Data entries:
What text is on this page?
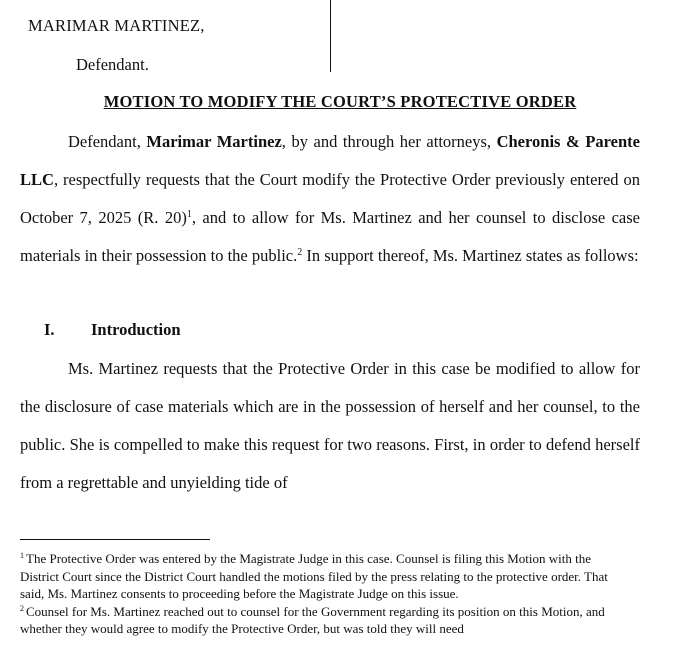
MARIMAR MARTINEZ,
Defendant.
MOTION TO MODIFY THE COURT’S PROTECTIVE ORDER

Defendant, Marimar Martinez, by and through her attorneys, Cheronis & Parente LLC, respectfully requests that the Court modify the Protective Order previously entered on October 7, 2025 (R. 20)$^1$, and to allow for Ms. Martinez and her counsel to disclose case materials in their possession to the public.$^2$ In support thereof, Ms. Martinez states as follows:

I. Introduction

Ms. Martinez requests that the Protective Order in this case be modified to allow for the disclosure of case materials which are in the possession of herself and her counsel, to the public. She is compelled to make this request for two reasons. First, in order to defend herself from a regrettable and unyielding tide of

$^1$ The Protective Order was entered by the Magistrate Judge in this case. Counsel is filing this Motion with the District Court since the District Court handled the motions filed by the press relating to the protective order. That said, Ms. Martinez consents to proceeding before the Magistrate Judge on this issue.

$^2$ Counsel for Ms. Martinez reached out to counsel for the Government regarding its position on this Motion, and whether they would agree to modify the Protective Order, but was told they will need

Your objective: Copy the data character for character, but drop all pictures from the copy.

Response to this task:
What text is on this page?
MARIMAR MARTINEZ,
Defendant.
MOTION TO MODIFY THE COURT’S PROTECTIVE ORDER

Defendant, Marimar Martinez, by and through her attorneys, Cheronis & Parente LLC, respectfully requests that the Court modify the Protective Order previously entered on October 7, 2025 (R. 20)$^1$, and to allow for Ms. Martinez and her counsel to disclose case materials in their possession to the public.$^2$ In support thereof, Ms. Martinez states as follows:

I. Introduction

Ms. Martinez requests that the Protective Order in this case be modified to allow for the disclosure of case materials which are in the possession of herself and her counsel, to the public. She is compelled to make this request for two reasons. First, in order to defend herself from a regrettable and unyielding tide of

$^1$ The Protective Order was entered by the Magistrate Judge in this case. Counsel is filing this Motion with the District Court since the District Court handled the motions filed by the press relating to the protective order. That said, Ms. Martinez consents to proceeding before the Magistrate Judge on this issue.

$^2$ Counsel for Ms. Martinez reached out to counsel for the Government regarding its position on this Motion, and whether they would agree to modify the Protective Order, but was told they will need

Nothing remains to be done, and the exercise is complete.